STATED GOAL:
In the listing below, count the lines with "JSON" and report only the figure.
## Begin DATA SUPPLIED
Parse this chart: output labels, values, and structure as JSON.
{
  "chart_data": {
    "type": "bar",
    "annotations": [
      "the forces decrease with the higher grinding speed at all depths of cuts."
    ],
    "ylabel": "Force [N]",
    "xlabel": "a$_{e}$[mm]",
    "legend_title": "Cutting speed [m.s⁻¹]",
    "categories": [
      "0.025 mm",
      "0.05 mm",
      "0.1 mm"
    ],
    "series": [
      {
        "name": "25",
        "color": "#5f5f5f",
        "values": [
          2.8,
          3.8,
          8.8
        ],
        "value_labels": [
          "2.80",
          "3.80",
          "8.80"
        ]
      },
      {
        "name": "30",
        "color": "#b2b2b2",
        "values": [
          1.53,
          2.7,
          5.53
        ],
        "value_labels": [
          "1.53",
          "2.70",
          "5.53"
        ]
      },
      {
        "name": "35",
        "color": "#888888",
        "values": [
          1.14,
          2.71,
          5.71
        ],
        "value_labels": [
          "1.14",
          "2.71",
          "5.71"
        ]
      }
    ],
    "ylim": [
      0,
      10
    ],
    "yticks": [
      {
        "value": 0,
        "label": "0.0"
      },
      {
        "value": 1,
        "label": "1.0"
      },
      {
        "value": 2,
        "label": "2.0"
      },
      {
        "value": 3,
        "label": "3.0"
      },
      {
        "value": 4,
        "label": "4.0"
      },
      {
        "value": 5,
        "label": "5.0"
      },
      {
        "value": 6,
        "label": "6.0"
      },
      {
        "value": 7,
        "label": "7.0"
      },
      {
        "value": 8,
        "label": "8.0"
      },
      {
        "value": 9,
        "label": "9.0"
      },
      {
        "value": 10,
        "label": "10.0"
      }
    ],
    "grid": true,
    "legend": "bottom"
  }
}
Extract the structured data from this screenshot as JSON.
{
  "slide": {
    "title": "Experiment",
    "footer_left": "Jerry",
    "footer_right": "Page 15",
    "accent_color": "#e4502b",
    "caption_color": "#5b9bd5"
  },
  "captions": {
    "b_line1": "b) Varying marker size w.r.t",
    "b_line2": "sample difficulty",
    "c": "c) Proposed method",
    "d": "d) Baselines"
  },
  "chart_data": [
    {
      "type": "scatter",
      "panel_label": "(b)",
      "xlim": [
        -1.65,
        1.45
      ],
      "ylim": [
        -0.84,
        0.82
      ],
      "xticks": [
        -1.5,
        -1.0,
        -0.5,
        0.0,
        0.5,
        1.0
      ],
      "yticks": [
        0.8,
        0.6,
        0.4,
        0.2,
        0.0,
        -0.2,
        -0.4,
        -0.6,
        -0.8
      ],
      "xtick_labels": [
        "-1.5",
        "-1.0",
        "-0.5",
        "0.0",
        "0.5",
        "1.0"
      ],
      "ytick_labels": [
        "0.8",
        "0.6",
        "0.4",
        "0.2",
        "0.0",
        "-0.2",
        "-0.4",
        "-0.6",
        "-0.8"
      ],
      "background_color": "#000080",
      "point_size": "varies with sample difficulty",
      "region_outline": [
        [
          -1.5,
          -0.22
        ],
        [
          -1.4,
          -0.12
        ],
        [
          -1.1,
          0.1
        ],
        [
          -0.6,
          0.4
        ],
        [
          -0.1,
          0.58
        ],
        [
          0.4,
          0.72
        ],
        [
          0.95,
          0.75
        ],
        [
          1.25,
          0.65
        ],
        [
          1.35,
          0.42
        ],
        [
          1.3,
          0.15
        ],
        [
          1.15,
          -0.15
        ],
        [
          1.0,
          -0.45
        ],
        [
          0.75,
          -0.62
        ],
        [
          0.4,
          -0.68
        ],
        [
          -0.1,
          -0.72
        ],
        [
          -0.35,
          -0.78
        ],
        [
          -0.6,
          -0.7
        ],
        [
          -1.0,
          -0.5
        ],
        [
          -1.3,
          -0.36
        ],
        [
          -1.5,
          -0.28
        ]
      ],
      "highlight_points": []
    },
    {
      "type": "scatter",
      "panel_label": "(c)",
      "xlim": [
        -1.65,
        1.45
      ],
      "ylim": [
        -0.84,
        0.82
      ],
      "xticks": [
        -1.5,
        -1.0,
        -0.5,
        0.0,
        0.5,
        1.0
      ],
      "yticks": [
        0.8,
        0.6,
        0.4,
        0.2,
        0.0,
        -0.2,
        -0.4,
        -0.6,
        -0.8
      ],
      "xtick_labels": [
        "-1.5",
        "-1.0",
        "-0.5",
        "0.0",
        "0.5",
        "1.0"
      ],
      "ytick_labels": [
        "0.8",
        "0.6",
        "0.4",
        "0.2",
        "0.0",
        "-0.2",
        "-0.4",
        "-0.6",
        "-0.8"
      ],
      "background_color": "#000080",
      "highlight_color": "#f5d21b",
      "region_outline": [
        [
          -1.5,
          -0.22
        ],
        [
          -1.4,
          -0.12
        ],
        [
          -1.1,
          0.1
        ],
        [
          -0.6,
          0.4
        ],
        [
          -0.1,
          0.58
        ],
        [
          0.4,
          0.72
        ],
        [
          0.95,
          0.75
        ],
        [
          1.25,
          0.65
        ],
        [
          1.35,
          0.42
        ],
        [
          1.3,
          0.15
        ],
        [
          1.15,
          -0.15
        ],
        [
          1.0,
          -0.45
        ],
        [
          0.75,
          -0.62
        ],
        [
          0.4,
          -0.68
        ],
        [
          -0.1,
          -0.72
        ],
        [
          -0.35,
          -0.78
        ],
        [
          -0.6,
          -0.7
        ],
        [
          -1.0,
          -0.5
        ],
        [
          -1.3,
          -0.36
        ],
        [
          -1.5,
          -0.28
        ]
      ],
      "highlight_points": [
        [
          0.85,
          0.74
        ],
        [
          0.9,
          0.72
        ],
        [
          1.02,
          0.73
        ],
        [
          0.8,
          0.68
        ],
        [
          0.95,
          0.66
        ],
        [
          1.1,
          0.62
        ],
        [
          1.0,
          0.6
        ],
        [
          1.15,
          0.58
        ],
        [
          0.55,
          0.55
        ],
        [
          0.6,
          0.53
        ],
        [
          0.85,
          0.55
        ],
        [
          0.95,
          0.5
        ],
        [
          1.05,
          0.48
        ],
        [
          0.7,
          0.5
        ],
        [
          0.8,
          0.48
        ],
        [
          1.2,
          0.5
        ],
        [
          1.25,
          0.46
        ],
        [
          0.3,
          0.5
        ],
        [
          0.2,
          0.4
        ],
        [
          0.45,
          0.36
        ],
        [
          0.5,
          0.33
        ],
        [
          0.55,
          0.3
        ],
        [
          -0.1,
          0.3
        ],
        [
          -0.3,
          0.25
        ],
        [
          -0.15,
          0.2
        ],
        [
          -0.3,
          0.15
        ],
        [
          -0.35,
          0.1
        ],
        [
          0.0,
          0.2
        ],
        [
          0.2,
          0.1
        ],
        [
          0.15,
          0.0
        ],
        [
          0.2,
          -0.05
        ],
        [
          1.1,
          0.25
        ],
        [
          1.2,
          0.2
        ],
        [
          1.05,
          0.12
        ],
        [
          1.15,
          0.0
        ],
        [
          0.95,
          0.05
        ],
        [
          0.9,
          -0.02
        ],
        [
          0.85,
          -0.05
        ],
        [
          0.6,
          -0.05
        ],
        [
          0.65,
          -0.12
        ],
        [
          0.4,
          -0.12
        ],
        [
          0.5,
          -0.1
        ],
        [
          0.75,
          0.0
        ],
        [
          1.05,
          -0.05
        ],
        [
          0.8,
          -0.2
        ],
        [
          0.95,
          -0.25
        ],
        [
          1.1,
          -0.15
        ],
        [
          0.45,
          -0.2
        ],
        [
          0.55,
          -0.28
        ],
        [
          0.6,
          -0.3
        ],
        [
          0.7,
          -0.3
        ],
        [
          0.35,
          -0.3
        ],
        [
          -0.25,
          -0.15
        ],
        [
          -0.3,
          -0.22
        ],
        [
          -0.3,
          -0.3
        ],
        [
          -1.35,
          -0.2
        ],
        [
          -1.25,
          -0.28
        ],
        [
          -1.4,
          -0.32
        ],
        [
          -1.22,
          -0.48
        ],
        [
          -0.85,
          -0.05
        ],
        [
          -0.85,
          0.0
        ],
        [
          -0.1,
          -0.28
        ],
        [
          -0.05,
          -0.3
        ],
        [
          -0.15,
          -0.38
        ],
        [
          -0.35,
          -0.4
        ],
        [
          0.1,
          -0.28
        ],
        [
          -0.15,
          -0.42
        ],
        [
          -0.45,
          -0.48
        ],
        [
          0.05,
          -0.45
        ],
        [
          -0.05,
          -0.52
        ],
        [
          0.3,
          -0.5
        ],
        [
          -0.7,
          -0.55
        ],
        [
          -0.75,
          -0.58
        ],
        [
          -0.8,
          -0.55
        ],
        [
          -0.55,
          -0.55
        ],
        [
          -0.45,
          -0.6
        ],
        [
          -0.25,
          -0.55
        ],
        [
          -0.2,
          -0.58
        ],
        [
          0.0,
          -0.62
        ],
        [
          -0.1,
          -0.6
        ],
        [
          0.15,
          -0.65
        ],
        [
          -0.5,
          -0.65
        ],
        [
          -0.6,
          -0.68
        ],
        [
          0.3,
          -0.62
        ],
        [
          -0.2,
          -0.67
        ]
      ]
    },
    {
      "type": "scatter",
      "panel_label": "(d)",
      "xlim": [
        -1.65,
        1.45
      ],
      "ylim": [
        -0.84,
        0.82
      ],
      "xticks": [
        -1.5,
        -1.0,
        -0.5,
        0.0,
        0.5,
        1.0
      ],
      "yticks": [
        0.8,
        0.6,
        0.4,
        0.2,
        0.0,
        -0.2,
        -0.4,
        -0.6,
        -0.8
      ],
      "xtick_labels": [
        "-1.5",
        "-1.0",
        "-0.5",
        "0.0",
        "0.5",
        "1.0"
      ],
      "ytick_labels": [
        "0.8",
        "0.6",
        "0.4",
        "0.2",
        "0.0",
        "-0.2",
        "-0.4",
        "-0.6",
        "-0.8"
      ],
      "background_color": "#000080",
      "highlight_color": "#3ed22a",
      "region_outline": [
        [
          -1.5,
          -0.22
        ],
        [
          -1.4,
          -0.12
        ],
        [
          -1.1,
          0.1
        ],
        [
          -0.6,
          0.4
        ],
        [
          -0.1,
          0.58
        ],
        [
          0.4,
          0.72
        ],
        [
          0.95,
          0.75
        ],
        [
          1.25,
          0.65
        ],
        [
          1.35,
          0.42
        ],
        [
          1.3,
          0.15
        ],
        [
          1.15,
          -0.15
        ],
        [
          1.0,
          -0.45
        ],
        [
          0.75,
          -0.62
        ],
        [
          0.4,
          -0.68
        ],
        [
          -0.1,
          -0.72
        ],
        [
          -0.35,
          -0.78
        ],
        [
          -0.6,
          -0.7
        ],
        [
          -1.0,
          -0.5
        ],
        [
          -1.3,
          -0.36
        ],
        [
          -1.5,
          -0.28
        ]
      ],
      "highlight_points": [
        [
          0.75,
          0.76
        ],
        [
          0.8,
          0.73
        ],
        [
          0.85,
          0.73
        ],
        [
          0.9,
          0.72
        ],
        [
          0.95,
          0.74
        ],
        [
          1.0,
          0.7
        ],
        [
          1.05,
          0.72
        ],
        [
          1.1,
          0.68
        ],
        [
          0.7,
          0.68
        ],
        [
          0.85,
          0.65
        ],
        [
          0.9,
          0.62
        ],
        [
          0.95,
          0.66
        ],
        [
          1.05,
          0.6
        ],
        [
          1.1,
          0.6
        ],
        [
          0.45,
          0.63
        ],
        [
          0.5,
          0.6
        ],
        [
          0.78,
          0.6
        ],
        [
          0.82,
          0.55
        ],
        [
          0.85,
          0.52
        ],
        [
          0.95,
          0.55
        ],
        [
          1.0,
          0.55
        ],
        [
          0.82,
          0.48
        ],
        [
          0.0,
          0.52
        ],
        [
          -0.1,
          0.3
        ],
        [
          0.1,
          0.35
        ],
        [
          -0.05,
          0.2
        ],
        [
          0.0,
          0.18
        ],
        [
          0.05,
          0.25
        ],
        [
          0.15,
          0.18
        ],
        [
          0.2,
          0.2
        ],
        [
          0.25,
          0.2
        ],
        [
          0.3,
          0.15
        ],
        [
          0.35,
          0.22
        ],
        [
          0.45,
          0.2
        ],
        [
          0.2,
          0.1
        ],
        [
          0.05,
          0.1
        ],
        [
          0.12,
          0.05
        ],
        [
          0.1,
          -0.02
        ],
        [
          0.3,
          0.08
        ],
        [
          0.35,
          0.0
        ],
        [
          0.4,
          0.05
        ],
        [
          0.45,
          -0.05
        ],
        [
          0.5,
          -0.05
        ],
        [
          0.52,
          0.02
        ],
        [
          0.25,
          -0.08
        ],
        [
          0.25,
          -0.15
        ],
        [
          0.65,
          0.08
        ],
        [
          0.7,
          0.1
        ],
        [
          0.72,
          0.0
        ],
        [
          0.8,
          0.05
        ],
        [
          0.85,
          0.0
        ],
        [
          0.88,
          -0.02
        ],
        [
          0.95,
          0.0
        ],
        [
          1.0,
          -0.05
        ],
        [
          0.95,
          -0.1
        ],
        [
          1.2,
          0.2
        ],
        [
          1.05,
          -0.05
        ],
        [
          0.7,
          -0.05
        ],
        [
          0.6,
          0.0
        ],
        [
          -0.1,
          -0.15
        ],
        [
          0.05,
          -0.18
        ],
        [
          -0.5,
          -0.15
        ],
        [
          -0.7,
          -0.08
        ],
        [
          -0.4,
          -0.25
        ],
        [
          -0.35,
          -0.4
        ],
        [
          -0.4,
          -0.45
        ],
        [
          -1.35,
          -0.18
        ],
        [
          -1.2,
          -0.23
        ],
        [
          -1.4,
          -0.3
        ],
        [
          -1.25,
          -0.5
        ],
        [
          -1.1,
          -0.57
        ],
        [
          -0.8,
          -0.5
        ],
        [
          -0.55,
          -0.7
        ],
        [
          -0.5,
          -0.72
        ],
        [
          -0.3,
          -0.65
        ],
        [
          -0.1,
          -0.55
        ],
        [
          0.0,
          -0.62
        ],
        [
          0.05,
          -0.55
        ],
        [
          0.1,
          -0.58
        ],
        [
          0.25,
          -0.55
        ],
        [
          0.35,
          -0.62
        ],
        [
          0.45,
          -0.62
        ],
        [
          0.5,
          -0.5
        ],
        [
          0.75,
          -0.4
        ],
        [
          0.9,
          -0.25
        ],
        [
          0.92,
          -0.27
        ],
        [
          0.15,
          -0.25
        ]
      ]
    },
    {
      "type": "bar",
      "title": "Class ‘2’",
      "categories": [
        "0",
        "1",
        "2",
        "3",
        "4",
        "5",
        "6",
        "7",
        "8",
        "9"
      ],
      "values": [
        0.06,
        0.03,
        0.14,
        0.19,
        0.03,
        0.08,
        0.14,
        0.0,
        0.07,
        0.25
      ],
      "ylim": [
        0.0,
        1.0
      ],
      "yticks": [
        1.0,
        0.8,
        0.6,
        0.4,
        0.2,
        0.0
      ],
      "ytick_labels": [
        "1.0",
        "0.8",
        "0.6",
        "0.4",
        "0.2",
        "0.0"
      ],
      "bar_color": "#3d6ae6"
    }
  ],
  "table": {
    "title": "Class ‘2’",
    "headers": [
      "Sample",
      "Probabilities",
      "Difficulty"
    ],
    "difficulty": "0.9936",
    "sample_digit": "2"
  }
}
## End DATA SUPPLIED
OUTPUT BELOW:
2